— BEGIN —

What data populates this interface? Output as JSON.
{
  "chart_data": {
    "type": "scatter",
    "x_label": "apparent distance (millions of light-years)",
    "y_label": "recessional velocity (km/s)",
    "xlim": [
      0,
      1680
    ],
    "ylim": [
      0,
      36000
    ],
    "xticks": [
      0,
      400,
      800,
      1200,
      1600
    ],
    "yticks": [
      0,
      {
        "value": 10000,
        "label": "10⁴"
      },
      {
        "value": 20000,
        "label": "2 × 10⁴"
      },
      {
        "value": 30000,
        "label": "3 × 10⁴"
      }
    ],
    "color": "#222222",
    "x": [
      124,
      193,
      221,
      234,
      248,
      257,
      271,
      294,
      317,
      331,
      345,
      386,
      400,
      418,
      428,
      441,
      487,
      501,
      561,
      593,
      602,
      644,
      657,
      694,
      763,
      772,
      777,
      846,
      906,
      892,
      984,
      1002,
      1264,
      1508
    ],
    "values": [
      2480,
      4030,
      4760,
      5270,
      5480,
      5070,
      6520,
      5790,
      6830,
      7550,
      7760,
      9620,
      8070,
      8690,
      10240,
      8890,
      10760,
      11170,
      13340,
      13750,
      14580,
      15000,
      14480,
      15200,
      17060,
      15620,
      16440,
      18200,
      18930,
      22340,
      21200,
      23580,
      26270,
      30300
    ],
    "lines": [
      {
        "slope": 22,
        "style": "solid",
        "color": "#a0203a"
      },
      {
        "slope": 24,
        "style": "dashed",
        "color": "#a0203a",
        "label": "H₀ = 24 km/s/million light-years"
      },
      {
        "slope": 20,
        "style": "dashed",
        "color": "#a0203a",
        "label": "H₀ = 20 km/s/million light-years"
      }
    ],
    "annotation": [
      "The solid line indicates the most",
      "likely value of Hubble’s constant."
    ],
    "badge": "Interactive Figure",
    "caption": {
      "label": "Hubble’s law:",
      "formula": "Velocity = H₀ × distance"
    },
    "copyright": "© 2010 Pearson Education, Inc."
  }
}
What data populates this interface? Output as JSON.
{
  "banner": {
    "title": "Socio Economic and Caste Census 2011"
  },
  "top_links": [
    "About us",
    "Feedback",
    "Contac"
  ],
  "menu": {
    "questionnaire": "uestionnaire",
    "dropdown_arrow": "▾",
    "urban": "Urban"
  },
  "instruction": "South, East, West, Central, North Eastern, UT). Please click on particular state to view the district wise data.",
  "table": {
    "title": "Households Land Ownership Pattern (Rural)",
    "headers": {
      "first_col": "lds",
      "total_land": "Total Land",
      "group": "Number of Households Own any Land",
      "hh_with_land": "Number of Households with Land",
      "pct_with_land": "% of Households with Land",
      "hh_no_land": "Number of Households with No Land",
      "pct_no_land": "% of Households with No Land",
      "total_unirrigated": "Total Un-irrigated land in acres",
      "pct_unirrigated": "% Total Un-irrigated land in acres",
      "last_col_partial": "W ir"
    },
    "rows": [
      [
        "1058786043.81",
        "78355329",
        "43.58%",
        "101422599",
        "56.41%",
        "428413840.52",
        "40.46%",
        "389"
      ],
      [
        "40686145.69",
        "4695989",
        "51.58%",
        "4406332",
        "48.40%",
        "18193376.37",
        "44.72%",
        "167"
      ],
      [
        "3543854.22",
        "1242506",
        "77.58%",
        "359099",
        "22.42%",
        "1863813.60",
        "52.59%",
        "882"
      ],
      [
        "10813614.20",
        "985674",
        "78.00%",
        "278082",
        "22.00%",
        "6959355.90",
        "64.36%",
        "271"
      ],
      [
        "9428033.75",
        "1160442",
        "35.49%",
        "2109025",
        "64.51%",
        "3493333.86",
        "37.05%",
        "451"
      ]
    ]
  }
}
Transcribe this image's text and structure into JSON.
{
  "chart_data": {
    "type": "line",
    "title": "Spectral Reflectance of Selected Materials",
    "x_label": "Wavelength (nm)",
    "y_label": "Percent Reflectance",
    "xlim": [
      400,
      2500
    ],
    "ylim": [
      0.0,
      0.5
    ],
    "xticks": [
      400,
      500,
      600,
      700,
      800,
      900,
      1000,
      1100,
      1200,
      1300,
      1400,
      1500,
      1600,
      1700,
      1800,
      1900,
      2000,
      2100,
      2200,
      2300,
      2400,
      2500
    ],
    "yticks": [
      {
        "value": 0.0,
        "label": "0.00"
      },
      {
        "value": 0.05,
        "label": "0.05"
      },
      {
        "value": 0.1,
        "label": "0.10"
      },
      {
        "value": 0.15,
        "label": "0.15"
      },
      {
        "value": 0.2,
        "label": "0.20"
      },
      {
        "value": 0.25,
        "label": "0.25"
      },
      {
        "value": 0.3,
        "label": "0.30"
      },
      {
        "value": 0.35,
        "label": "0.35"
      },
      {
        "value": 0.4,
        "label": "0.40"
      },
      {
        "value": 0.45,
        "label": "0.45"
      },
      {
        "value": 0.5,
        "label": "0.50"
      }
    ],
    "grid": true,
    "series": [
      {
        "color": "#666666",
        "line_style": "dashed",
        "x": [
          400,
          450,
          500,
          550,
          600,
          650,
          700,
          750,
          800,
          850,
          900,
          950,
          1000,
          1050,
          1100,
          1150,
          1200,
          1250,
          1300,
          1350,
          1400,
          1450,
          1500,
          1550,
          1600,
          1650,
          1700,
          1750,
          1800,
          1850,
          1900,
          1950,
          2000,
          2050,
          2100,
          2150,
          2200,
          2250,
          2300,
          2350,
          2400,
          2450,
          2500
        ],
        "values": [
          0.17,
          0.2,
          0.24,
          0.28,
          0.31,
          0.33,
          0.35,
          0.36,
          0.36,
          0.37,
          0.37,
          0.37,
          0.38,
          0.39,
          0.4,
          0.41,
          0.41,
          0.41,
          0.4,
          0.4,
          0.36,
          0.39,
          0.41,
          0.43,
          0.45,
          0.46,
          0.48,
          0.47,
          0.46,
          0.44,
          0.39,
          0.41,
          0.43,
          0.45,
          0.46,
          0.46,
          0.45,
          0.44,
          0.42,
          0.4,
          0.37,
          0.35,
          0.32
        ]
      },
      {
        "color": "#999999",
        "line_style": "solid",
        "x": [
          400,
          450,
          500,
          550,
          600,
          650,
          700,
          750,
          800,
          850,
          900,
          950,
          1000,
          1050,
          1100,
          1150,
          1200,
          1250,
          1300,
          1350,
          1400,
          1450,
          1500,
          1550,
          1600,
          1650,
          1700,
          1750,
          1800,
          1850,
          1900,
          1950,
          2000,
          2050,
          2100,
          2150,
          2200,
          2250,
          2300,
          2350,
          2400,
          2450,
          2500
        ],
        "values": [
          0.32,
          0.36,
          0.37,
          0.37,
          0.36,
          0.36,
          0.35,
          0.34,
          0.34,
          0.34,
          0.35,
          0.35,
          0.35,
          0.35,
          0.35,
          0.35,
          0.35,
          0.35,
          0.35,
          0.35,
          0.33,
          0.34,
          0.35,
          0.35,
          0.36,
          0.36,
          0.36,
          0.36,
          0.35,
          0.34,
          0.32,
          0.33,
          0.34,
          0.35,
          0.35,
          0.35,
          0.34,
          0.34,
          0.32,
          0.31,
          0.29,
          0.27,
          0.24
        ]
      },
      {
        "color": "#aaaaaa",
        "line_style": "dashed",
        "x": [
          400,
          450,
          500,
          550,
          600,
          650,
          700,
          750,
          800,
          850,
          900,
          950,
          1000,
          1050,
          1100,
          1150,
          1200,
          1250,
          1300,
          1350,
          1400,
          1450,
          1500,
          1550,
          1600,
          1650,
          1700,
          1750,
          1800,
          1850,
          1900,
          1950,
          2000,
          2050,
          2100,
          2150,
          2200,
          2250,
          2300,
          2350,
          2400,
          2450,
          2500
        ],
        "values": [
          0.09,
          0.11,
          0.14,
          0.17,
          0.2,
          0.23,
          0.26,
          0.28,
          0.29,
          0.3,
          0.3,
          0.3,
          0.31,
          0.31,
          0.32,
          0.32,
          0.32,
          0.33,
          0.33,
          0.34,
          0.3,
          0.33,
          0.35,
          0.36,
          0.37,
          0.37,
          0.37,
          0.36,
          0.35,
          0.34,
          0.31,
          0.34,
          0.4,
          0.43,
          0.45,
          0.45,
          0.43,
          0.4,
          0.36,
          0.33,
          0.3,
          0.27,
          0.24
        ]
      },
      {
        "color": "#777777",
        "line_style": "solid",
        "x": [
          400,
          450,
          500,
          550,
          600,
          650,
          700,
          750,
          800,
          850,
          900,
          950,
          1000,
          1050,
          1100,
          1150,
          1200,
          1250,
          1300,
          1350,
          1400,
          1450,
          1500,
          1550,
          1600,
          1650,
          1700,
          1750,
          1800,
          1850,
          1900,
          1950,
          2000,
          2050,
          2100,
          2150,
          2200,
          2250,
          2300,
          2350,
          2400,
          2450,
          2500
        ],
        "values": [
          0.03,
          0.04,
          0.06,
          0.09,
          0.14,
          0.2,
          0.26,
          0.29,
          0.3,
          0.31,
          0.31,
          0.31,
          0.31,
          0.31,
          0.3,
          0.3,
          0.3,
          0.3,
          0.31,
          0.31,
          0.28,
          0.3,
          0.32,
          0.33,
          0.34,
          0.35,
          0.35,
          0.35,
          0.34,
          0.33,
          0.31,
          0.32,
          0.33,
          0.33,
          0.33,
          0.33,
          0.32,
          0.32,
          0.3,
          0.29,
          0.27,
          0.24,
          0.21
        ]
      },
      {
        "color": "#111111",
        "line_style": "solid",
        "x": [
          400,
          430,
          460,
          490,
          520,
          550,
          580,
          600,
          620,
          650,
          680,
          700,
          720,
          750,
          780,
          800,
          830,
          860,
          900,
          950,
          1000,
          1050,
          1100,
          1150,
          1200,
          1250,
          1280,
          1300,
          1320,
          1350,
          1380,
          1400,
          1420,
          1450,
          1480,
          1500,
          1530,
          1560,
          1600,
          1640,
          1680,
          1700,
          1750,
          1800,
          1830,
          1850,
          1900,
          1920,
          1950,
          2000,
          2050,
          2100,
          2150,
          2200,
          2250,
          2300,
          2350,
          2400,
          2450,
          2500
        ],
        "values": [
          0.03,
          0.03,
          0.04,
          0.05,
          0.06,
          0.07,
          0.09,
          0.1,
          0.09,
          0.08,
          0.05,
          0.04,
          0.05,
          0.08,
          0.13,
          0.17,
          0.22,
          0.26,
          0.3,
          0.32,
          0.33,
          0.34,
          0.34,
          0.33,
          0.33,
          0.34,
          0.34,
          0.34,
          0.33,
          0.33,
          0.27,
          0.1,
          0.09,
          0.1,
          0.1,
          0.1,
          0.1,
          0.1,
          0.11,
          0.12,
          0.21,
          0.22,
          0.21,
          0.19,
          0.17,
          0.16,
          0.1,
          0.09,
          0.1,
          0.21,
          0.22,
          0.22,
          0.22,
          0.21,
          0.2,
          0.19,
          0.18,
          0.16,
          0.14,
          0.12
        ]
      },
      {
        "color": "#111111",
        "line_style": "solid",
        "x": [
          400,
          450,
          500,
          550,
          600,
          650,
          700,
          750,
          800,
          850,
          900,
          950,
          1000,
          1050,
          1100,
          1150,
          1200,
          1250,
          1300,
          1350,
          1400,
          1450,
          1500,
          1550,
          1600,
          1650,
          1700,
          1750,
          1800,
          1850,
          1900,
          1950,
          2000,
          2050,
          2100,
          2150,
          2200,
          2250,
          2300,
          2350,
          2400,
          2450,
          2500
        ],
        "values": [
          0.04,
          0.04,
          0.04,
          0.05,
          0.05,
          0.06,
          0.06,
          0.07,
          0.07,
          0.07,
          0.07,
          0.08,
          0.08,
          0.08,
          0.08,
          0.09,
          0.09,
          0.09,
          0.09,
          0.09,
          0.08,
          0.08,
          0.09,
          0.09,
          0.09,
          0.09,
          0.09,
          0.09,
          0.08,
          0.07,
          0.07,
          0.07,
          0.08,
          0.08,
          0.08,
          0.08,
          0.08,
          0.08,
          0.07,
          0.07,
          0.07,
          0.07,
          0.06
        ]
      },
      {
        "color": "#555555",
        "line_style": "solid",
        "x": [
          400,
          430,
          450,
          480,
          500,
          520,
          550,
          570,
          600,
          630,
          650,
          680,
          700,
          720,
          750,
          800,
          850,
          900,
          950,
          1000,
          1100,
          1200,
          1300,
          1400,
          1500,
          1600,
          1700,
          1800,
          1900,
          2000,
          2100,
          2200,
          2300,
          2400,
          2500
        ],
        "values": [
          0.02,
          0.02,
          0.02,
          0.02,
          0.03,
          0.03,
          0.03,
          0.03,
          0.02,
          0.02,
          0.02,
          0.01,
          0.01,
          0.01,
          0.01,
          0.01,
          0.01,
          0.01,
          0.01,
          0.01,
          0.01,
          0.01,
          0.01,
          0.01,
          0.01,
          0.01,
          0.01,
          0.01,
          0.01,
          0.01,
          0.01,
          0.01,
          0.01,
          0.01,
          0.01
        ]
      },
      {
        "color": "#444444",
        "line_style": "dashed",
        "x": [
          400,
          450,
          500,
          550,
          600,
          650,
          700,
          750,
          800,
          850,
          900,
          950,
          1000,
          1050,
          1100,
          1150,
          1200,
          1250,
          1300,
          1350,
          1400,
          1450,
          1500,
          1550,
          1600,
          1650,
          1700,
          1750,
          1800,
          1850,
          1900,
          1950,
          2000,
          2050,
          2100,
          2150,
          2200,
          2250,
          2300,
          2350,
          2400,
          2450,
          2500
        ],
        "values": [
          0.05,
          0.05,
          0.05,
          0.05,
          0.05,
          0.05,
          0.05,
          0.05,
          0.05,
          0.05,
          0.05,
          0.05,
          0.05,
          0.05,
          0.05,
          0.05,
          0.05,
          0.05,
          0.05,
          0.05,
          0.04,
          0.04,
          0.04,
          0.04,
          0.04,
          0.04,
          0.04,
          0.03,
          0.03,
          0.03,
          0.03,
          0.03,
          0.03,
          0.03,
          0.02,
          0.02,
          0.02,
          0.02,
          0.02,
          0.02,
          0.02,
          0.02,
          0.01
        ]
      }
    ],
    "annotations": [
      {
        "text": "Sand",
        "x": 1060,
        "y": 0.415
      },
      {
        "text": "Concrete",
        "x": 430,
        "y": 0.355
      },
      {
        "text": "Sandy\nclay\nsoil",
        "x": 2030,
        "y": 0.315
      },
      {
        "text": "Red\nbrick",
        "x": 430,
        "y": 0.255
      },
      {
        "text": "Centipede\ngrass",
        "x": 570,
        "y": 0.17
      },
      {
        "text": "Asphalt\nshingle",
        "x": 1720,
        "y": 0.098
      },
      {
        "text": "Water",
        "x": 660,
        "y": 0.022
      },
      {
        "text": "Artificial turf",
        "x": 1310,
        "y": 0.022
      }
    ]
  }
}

— END —

● YOUR GOAL: Scan the records above for the string "text", then select every line that holds it.

● OUTPUT OF THE TASK:
Transcribe this image's text and structure into JSON.
        "text": "Sand",
        "text": "Concrete",
        "text": "Sandy\nclay\nsoil",
        "text": "Red\nbrick",
        "text": "Centipede\ngrass",
        "text": "Asphalt\nshingle",
        "text": "Water",
        "text": "Artificial turf",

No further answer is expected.